= RECORDS SHOWN =

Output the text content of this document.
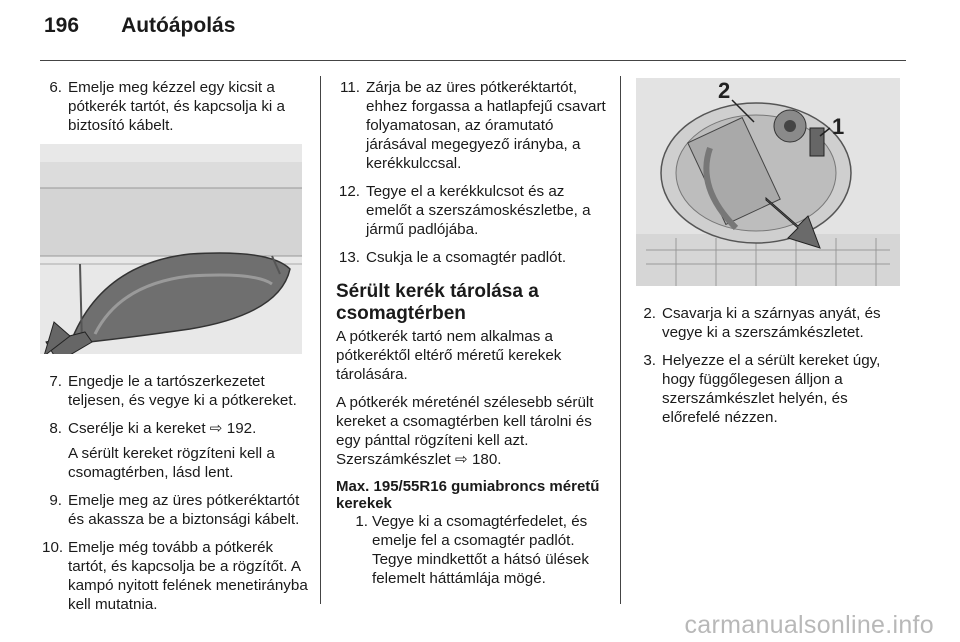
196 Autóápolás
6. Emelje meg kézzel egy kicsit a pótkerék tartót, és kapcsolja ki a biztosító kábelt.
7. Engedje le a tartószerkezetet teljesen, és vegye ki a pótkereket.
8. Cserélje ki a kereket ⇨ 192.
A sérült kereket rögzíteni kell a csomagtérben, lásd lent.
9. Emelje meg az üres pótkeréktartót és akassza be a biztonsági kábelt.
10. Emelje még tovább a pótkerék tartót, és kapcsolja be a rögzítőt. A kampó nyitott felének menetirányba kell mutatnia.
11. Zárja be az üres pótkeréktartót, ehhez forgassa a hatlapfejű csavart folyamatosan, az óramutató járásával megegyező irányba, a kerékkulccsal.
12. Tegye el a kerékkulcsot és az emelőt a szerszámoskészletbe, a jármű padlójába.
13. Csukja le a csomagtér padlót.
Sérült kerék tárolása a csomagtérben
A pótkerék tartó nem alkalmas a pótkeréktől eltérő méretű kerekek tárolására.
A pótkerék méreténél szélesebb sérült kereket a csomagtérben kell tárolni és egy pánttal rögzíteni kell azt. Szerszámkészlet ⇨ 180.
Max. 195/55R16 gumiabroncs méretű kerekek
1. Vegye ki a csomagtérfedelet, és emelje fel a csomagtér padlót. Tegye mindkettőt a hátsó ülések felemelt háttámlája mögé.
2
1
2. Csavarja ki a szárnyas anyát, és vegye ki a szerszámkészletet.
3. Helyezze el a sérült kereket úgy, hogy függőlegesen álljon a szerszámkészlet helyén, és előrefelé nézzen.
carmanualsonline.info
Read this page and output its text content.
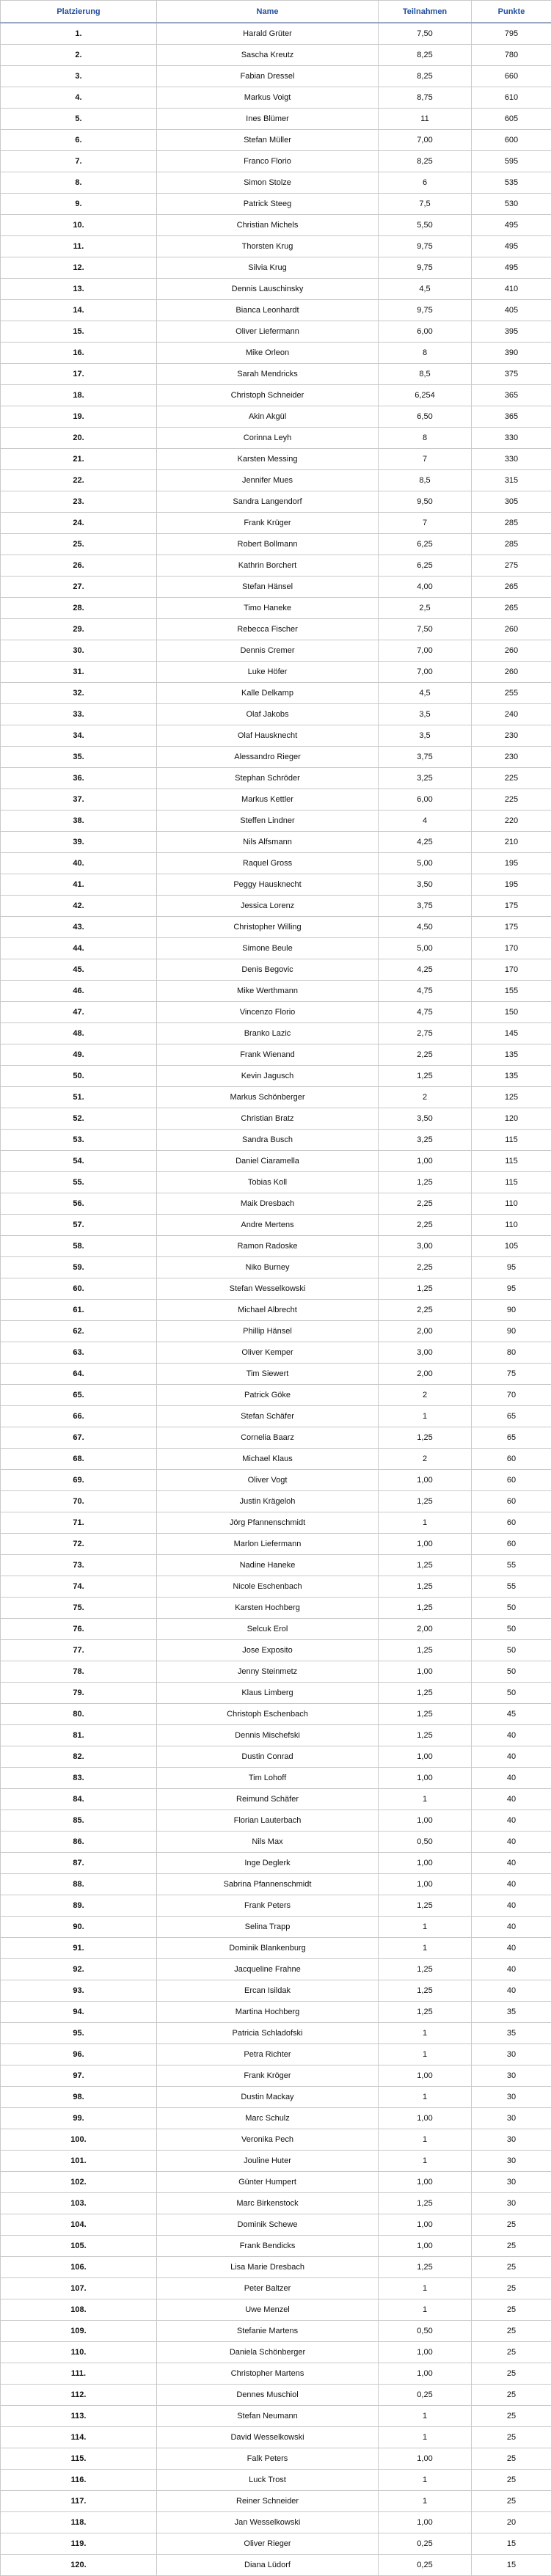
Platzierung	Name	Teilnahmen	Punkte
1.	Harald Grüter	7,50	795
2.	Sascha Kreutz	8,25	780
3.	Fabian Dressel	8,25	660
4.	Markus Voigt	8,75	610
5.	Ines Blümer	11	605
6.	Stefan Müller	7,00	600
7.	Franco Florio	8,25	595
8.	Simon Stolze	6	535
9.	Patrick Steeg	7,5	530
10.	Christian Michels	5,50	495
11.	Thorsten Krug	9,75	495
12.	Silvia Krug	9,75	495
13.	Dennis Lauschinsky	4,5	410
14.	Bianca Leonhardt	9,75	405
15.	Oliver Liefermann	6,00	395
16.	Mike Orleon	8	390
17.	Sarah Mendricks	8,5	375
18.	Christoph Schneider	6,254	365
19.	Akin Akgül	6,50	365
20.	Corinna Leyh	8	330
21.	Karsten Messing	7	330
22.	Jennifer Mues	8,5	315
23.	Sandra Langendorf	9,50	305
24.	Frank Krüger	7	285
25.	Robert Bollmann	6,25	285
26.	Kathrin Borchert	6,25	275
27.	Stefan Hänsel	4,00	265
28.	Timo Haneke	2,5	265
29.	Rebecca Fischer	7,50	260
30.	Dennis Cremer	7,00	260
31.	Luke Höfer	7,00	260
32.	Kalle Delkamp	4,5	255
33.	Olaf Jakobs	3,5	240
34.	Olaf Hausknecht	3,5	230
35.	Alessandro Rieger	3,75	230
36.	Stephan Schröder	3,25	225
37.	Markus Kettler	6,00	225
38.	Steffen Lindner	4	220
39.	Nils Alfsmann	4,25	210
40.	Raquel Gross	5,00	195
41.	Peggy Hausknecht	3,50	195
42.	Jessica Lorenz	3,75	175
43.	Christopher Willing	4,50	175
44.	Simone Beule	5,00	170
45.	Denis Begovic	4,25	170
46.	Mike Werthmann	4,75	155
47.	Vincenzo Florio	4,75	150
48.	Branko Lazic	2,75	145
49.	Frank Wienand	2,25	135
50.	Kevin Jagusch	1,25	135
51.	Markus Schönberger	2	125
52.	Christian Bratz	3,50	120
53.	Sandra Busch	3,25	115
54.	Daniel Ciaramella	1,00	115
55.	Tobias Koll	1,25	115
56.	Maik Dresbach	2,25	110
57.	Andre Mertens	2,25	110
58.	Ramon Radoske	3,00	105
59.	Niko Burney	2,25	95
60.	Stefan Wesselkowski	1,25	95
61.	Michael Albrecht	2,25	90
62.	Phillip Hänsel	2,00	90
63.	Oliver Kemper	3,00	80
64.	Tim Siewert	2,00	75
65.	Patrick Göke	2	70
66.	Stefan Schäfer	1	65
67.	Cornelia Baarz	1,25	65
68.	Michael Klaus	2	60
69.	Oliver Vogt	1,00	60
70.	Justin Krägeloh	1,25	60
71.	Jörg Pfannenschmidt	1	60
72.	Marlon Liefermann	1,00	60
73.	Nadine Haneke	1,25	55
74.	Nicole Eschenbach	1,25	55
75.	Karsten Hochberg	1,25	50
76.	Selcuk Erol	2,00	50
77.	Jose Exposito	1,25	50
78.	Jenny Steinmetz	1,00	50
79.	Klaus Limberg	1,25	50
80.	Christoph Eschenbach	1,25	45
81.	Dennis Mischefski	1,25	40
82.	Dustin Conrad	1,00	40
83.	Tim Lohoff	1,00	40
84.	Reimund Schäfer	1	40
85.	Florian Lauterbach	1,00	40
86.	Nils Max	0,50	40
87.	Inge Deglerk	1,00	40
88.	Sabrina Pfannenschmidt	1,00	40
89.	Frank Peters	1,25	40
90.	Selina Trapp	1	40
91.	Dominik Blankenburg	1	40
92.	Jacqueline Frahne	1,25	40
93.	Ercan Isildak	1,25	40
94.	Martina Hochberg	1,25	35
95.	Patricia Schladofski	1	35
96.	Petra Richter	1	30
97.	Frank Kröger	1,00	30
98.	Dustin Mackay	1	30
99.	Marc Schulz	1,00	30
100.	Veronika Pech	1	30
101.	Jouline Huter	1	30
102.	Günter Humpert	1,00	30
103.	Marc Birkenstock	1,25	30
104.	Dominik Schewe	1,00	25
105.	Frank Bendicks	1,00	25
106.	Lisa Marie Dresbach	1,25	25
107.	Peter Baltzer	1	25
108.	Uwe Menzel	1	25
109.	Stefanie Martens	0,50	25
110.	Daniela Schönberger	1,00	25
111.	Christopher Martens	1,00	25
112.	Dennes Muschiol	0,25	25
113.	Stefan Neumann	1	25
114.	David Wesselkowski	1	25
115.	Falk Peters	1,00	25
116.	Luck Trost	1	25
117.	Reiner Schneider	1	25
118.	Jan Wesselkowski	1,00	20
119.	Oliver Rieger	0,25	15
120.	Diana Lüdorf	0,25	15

= WHAT NEEDS TO BE DONE =
Copy each line of the records above that carries the word "üres".

= RESPONSE TO THE TASK =
9. Emelje meg az üres pótkeréktartót és akassza be a biztonsági kábelt.
11. Zárja be az üres pótkeréktartót, ehhez forgassa a hatlapfejű csavart folyamatosan, az óramutató járásával megegyező irányba, a kerékkulccsal.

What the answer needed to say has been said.